**TASK:** Copy every record word for word.

**DATA IN THIS EXERCISE:**
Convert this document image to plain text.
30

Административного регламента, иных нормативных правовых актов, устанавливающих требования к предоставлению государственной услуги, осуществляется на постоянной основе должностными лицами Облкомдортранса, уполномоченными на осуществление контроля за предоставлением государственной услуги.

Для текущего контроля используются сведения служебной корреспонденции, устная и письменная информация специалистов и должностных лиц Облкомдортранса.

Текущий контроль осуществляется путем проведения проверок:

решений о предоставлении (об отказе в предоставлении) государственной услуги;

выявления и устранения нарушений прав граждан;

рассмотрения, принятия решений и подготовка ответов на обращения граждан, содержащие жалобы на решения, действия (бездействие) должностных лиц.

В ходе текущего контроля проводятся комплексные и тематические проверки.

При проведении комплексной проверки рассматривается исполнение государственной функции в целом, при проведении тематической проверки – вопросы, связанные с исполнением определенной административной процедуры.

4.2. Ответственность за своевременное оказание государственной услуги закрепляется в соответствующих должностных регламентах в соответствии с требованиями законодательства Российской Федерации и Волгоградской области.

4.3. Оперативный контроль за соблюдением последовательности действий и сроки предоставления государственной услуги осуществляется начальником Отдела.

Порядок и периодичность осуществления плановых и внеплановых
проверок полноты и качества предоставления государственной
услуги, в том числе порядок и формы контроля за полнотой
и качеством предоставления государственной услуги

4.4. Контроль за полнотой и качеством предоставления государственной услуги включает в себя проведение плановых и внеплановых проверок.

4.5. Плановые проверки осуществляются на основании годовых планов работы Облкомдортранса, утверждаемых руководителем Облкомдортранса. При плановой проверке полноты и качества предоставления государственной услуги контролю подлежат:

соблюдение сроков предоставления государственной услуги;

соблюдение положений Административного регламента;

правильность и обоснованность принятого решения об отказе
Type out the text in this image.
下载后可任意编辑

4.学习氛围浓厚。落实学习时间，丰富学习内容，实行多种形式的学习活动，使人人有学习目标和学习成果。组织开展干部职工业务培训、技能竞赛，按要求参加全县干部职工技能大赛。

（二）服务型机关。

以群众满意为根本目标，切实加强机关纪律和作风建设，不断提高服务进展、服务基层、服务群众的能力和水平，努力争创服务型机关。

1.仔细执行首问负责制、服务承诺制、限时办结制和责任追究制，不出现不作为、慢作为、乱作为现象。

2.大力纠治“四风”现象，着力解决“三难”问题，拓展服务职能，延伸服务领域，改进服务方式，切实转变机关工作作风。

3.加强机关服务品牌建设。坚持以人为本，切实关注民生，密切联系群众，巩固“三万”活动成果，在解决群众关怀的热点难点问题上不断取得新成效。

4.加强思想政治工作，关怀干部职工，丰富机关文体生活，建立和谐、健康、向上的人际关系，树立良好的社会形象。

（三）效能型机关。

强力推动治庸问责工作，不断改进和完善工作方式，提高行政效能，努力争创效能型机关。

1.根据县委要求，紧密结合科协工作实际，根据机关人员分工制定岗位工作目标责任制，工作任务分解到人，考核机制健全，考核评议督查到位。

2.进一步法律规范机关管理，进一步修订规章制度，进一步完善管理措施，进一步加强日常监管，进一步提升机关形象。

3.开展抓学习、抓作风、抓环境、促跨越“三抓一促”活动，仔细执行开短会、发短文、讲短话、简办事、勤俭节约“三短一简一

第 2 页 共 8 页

**WORKED SOLUTION:**
Convert this document image to plain text.
30

Административного регламента, иных нормативных правовых актов, устанавливающих требования к предоставлению государственной услуги, осуществляется на постоянной основе должностными лицами Облкомдортранса, уполномоченными на осуществление контроля за предоставлением государственной услуги.

Для текущего контроля используются сведения служебной корреспонденции, устная и письменная информация специалистов и должностных лиц Облкомдортранса.

Текущий контроль осуществляется путем проведения проверок:

решений о предоставлении (об отказе в предоставлении) государственной услуги;

выявления и устранения нарушений прав граждан;

рассмотрения, принятия решений и подготовка ответов на обращения граждан, содержащие жалобы на решения, действия (бездействие) должностных лиц.

В ходе текущего контроля проводятся комплексные и тематические проверки.

При проведении комплексной проверки рассматривается исполнение государственной функции в целом, при проведении тематической проверки – вопросы, связанные с исполнением определенной административной процедуры.

4.2. Ответственность за своевременное оказание государственной услуги закрепляется в соответствующих должностных регламентах в соответствии с требованиями законодательства Российской Федерации и Волгоградской области.

4.3. Оперативный контроль за соблюдением последовательности действий и сроки предоставления государственной услуги осуществляется начальником Отдела.

Порядок и периодичность осуществления плановых и внеплановых
проверок полноты и качества предоставления государственной
услуги, в том числе порядок и формы контроля за полнотой
и качеством предоставления государственной услуги

4.4. Контроль за полнотой и качеством предоставления государственной услуги включает в себя проведение плановых и внеплановых проверок.

4.5. Плановые проверки осуществляются на основании годовых планов работы Облкомдортранса, утверждаемых руководителем Облкомдортранса. При плановой проверке полноты и качества предоставления государственной услуги контролю подлежат:

соблюдение сроков предоставления государственной услуги;

соблюдение положений Административного регламента;

правильность и обоснованность принятого решения об отказе
Type out the text in this image.
下载后可任意编辑

4.学习氛围浓厚。落实学习时间，丰富学习内容，实行多种形式的学习活动，使人人有学习目标和学习成果。组织开展干部职工业务培训、技能竞赛，按要求参加全县干部职工技能大赛。

（二）服务型机关。

以群众满意为根本目标，切实加强机关纪律和作风建设，不断提高服务进展、服务基层、服务群众的能力和水平，努力争创服务型机关。

1.仔细执行首问负责制、服务承诺制、限时办结制和责任追究制，不出现不作为、慢作为、乱作为现象。

2.大力纠治“四风”现象，着力解决“三难”问题，拓展服务职能，延伸服务领域，改进服务方式，切实转变机关工作作风。

3.加强机关服务品牌建设。坚持以人为本，切实关注民生，密切联系群众，巩固“三万”活动成果，在解决群众关怀的热点难点问题上不断取得新成效。

4.加强思想政治工作，关怀干部职工，丰富机关文体生活，建立和谐、健康、向上的人际关系，树立良好的社会形象。

（三）效能型机关。

强力推动治庸问责工作，不断改进和完善工作方式，提高行政效能，努力争创效能型机关。

1.根据县委要求，紧密结合科协工作实际，根据机关人员分工制定岗位工作目标责任制，工作任务分解到人，考核机制健全，考核评议督查到位。

2.进一步法律规范机关管理，进一步修订规章制度，进一步完善管理措施，进一步加强日常监管，进一步提升机关形象。

3.开展抓学习、抓作风、抓环境、促跨越“三抓一促”活动，仔细执行开短会、发短文、讲短话、简办事、勤俭节约“三短一简一

第 2 页 共 8 页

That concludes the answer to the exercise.